— begin —

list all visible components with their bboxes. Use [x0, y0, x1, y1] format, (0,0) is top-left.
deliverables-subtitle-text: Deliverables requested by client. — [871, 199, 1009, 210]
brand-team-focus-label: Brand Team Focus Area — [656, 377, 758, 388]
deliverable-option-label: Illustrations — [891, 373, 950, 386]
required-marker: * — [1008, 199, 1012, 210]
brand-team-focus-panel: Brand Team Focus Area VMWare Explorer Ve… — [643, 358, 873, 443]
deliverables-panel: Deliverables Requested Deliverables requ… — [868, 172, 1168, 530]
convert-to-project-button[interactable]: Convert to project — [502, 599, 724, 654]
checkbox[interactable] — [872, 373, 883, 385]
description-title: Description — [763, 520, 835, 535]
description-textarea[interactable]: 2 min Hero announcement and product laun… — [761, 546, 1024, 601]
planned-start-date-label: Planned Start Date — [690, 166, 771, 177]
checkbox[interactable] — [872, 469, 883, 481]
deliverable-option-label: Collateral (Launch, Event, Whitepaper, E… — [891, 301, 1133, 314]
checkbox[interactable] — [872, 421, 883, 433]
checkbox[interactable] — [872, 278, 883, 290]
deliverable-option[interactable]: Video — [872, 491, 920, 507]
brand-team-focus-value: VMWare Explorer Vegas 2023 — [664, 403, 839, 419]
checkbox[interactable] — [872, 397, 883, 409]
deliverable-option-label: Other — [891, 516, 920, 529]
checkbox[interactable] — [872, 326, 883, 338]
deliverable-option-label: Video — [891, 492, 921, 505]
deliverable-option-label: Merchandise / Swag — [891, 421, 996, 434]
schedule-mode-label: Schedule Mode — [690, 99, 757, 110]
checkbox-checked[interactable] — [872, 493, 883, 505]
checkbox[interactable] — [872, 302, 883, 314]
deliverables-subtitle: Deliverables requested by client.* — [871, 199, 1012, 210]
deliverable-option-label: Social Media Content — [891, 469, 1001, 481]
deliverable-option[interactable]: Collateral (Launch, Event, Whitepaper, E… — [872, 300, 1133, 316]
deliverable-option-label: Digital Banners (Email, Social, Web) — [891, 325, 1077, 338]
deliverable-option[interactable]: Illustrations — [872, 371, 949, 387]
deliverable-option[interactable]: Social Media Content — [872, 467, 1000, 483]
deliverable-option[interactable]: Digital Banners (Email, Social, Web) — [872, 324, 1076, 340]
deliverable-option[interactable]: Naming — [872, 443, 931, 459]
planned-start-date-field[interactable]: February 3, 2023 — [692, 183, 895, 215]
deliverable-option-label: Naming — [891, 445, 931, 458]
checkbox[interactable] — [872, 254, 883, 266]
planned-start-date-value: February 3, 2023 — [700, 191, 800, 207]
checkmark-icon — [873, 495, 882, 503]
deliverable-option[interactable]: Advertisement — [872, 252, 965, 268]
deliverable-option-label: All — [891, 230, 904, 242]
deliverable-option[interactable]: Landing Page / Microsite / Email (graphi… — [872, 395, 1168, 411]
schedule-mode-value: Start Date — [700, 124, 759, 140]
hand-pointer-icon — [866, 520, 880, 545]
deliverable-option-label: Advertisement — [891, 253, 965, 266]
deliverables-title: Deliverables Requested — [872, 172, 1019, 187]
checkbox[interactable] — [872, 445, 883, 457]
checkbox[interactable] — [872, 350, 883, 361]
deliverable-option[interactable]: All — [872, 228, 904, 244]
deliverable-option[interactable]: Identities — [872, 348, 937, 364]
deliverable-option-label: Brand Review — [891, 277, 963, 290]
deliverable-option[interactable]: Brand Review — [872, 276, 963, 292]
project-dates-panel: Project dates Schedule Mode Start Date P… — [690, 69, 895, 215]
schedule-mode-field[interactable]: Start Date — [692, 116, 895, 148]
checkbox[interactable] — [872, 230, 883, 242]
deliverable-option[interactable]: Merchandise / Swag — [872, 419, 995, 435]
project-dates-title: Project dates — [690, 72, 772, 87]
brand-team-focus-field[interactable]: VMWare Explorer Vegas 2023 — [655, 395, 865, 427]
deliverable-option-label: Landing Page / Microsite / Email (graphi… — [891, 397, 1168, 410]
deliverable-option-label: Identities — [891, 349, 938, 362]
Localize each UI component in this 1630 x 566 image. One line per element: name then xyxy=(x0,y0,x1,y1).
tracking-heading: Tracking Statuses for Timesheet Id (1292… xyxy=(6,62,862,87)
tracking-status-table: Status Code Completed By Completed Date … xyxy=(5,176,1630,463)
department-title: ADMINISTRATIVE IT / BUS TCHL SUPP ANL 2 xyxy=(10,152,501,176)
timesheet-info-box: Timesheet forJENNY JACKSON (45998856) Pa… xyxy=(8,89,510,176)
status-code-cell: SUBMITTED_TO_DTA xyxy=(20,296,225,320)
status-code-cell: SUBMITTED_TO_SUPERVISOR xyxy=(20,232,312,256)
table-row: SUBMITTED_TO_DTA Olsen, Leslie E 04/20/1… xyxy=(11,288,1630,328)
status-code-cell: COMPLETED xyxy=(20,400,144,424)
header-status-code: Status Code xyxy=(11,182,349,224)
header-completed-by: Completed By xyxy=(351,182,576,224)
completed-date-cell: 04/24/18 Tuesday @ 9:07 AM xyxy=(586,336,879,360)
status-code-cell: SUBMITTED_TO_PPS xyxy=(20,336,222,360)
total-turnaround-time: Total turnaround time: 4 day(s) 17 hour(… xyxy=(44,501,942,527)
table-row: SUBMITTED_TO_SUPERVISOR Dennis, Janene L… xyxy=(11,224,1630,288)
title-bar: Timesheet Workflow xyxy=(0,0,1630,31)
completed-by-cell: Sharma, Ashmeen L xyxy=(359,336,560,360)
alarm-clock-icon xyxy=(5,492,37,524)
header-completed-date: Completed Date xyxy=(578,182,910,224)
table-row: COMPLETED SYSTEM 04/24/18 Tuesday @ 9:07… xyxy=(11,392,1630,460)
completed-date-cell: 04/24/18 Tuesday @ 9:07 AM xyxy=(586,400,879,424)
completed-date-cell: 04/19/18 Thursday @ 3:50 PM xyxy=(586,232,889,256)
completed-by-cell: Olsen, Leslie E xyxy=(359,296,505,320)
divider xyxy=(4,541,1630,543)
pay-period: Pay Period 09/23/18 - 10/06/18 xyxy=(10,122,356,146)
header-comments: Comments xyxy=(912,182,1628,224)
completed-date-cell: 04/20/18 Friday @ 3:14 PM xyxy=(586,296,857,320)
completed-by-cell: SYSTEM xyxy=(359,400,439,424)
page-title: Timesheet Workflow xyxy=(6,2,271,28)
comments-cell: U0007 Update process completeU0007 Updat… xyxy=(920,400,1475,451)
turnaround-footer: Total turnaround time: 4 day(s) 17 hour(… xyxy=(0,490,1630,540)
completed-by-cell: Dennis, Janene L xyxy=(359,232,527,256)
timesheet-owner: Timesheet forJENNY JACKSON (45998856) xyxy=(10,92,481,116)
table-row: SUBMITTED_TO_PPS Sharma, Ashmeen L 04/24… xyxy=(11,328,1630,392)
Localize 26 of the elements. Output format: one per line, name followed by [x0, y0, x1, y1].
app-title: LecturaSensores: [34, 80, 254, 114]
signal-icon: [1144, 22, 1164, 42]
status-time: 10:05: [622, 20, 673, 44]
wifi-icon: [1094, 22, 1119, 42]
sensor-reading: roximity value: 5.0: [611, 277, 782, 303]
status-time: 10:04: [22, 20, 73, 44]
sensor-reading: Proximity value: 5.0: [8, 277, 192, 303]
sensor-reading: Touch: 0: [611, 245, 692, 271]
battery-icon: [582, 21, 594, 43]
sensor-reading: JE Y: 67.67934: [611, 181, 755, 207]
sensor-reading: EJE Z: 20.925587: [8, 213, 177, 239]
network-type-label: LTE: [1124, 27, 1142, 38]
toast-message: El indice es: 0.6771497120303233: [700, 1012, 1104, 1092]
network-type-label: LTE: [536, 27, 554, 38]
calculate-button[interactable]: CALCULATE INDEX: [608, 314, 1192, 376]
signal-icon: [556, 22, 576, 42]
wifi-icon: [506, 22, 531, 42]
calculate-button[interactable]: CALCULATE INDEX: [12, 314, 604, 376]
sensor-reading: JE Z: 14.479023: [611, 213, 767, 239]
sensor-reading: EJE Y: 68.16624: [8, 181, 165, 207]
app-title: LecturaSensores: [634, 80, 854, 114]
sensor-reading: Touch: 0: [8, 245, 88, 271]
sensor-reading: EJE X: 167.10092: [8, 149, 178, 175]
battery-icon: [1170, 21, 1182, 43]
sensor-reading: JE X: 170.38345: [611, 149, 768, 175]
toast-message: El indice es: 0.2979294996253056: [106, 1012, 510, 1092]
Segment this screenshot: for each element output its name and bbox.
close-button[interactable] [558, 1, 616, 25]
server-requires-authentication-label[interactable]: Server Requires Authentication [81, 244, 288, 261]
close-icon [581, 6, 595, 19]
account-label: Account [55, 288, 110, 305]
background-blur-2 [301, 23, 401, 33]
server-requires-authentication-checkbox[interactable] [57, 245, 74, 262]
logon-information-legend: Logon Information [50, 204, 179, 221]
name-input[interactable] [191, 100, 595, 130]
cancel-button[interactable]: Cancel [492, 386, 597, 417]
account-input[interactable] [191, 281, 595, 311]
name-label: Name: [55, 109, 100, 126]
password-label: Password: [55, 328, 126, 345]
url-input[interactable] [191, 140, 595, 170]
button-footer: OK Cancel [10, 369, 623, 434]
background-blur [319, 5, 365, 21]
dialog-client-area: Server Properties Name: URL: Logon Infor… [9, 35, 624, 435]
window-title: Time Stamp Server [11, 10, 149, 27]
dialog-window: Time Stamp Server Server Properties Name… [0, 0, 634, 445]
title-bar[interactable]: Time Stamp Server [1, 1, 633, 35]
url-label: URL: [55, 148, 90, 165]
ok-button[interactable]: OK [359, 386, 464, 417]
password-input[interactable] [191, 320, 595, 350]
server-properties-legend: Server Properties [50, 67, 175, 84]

— end —

Can you output the lines of the data as a numbered list without blank lines, starting at the first line and ending at the line that contains "deliverable-option[interactable]: Video —"?

1. list all visible components with their bboxes. Use [x0, y0, x1, y1] format, (0,0) is top-left.
2. deliverables-subtitle-text: Deliverables requested by client. — [871, 199, 1009, 210]
3. brand-team-focus-label: Brand Team Focus Area — [656, 377, 758, 388]
4. deliverable-option-label: Illustrations — [891, 373, 950, 386]
5. required-marker: * — [1008, 199, 1012, 210]
6. brand-team-focus-panel: Brand Team Focus Area VMWare Explorer Ve… — [643, 358, 873, 443]
7. deliverables-panel: Deliverables Requested Deliverables requ… — [868, 172, 1168, 530]
8. convert-to-project-button[interactable]: Convert to project — [502, 599, 724, 654]
9. checkbox[interactable] — [872, 373, 883, 385]
10. description-title: Description — [763, 520, 835, 535]
11. description-textarea[interactable]: 2 min Hero announcement and product laun… — [761, 546, 1024, 601]
12. planned-start-date-label: Planned Start Date — [690, 166, 771, 177]
13. checkbox[interactable] — [872, 469, 883, 481]
14. deliverable-option-label: Collateral (Launch, Event, Whitepaper, E… — [891, 301, 1133, 314]
15. checkbox[interactable] — [872, 421, 883, 433]
16. checkbox[interactable] — [872, 278, 883, 290]
17. deliverable-option[interactable]: Video — [872, 491, 920, 507]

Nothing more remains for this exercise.